— Given problem —
Report each row below that contains the string "user" by copying every such line in full.

— Data excerpts —
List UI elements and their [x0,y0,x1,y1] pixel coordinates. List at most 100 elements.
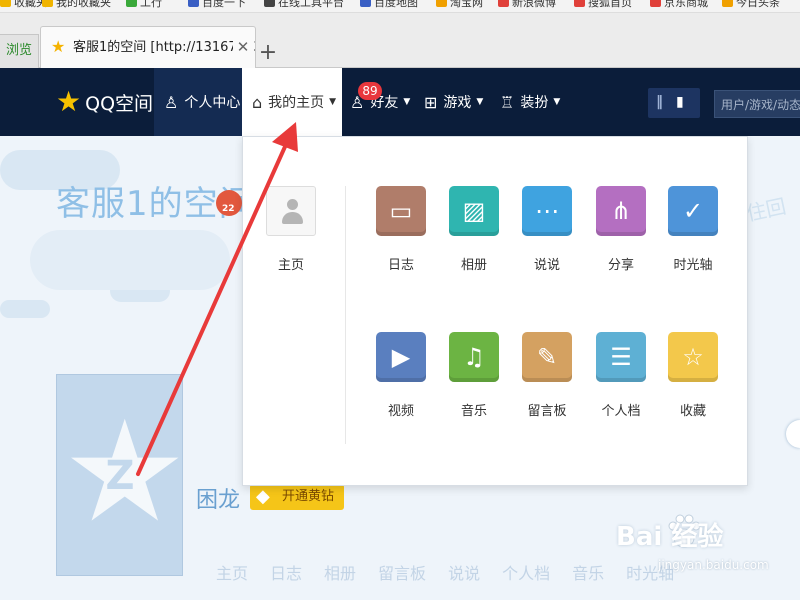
watermark-url: jingyan.baidu.com [658,558,769,572]
profile-nav-item[interactable]: 日志 [270,560,302,584]
menu-item-timeline[interactable]: ✓ 时光轴 [668,186,718,273]
bookmark-item[interactable]: 新浪微博 [498,0,556,10]
side-scroll-handle[interactable] [786,420,800,448]
person-icon: ♙ [164,92,179,112]
nav-label: 游戏 [443,95,472,111]
bookmark-icon [0,0,11,7]
profile-nav-item[interactable]: 音乐 [572,560,604,584]
pause-icon[interactable]: ‖ [656,94,663,110]
bookmark-icon [264,0,275,7]
menu-item-label: 收藏 [679,404,706,419]
nav-my-homepage[interactable]: ⌂ 我的主页 ▼ [242,68,342,136]
browser-tab-bar: 浏览 ★ 客服1的空间 [http://13167633 ✕ + [0,13,800,69]
friends-count-badge: 89 [358,82,382,100]
bookmark-icon [650,0,661,7]
bookmark-icon [436,0,447,7]
caret-down-icon: ▼ [403,97,411,107]
bookmark-icon [574,0,585,7]
caret-down-icon: ▼ [329,97,337,107]
profile-nav-item[interactable]: 相册 [324,560,356,584]
menu-item-shuoshuo[interactable]: ⋯ 说说 [522,186,572,273]
open-vip-button[interactable]: ◆ 开通黄钻 [250,484,345,510]
menu-item-music[interactable]: ♫ 音乐 [449,332,499,419]
menu-item-favorites[interactable]: ☆ 收藏 [668,332,718,419]
nav-personal-center[interactable]: ♙ 个人中心 [154,68,242,136]
menu-item-home[interactable]: 主页 [266,186,316,273]
qzone-favicon-icon: ★ [51,37,66,56]
star-icon: ☆ [668,332,718,382]
chat-bubble-icon: ⋯ [522,186,572,236]
nav-games[interactable]: ⊞ 游戏 ▼ [424,68,483,136]
bookmark-item[interactable]: 我的收藏夹 [42,0,111,10]
menu-item-profile[interactable]: ☰ 个人档 [596,332,646,419]
tab-title: 客服1的空间 [http://13167633 [73,40,255,55]
menu-item-label: 说说 [533,258,560,273]
grid-icon: ⊞ [424,92,438,112]
photo-icon: ▨ [449,186,499,236]
menu-item-label: 分享 [607,258,634,273]
bookmark-icon [126,0,137,7]
cloud-decoration [0,300,50,318]
menu-item-label: 相册 [460,258,487,273]
user-name[interactable]: 困龙 [196,482,240,514]
video-camera-icon: ▶ [376,332,426,382]
active-tab[interactable]: ★ 客服1的空间 [http://13167633 ✕ [40,26,256,69]
menu-item-label: 主页 [277,258,304,273]
home-icon: ⌂ [252,92,263,112]
bookmark-item[interactable]: 淘宝网 [436,0,483,10]
profile-nav-item[interactable]: 留言板 [378,560,426,584]
bar-chart-icon[interactable]: ▮ [676,94,684,110]
music-icon: ♫ [449,332,499,382]
bookmark-icon [42,0,53,7]
bookmark-icon [188,0,199,7]
level-badge: 22 [222,204,235,214]
bookmark-item[interactable]: 在线工具平台 [264,0,344,10]
menu-item-diary[interactable]: ▭ 日志 [376,186,426,273]
nav-label: 个人中心 [184,95,241,111]
avatar-z-icon: Z [105,453,135,499]
search-input[interactable]: 用户/游戏/动态 [714,90,800,118]
menu-item-label: 日志 [387,258,414,273]
bookmark-item[interactable]: 百度一下 [188,0,246,10]
close-icon[interactable]: ✕ [233,39,253,56]
cloud-decoration [30,230,230,290]
bookmarks-bar: 收藏夹 我的收藏夹 工行 百度一下 在线工具平台 百度地图 淘宝网 新浪微博 搜… [0,0,800,13]
nav-label: 装扮 [520,95,549,111]
bookmark-icon [498,0,509,7]
bookmark-item[interactable]: 今日头条 [722,0,780,10]
profile-nav-item[interactable]: 说说 [448,560,480,584]
caret-down-icon: ▼ [476,97,484,107]
menu-item-message-board[interactable]: ✎ 留言板 [522,332,572,419]
location-check-icon: ✓ [668,186,718,236]
bookmark-item[interactable]: 京东商城 [650,0,708,10]
bookmark-item[interactable]: 收藏夹 [0,0,47,10]
bookmark-icon [722,0,733,7]
vip-button-label: 开通黄钻 [282,489,335,504]
view-toggle[interactable]: ‖ ▮ [648,88,700,118]
bookmark-item[interactable]: 工行 [126,0,162,10]
qzone-logo[interactable]: ★ QQ空间 [56,82,153,122]
share-icon: ⋔ [596,186,646,236]
new-tab-button[interactable]: + [258,42,278,64]
user-silhouette-icon [266,186,316,236]
profile-nav-item[interactable]: 个人档 [502,560,550,584]
watermark-text: Bai 经验 [616,522,724,552]
profile-nav: 主页 日志 相册 留言板 说说 个人档 音乐 时光轴 [216,560,696,584]
shirt-icon: ♖ [500,92,515,112]
profile-nav-item[interactable]: 主页 [216,560,248,584]
menu-item-video[interactable]: ▶ 视频 [376,332,426,419]
menu-item-share[interactable]: ⋔ 分享 [596,186,646,273]
menu-item-label: 留言板 [527,404,567,419]
bookmark-icon [360,0,371,7]
menu-item-album[interactable]: ▨ 相册 [449,186,499,273]
bookmark-item[interactable]: 百度地图 [360,0,418,10]
nav-friends[interactable]: ♙ 好友 ▼ [350,68,410,136]
bookmark-item[interactable]: 搜狐首页 [574,0,632,10]
profile-card-icon: ☰ [596,332,646,382]
menu-item-label: 时光轴 [673,258,713,273]
caret-down-icon: ▼ [553,97,561,107]
nav-dress-up[interactable]: ♖ 装扮 ▼ [500,68,560,136]
menu-item-label: 个人档 [601,404,641,419]
side-tab[interactable]: 浏览 [0,34,39,68]
diamond-icon: ◆ [256,486,270,507]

— Answer to the task —
user-name[interactable]: 困龙 [196,482,240,514]
user-silhouette-icon [266,186,316,236]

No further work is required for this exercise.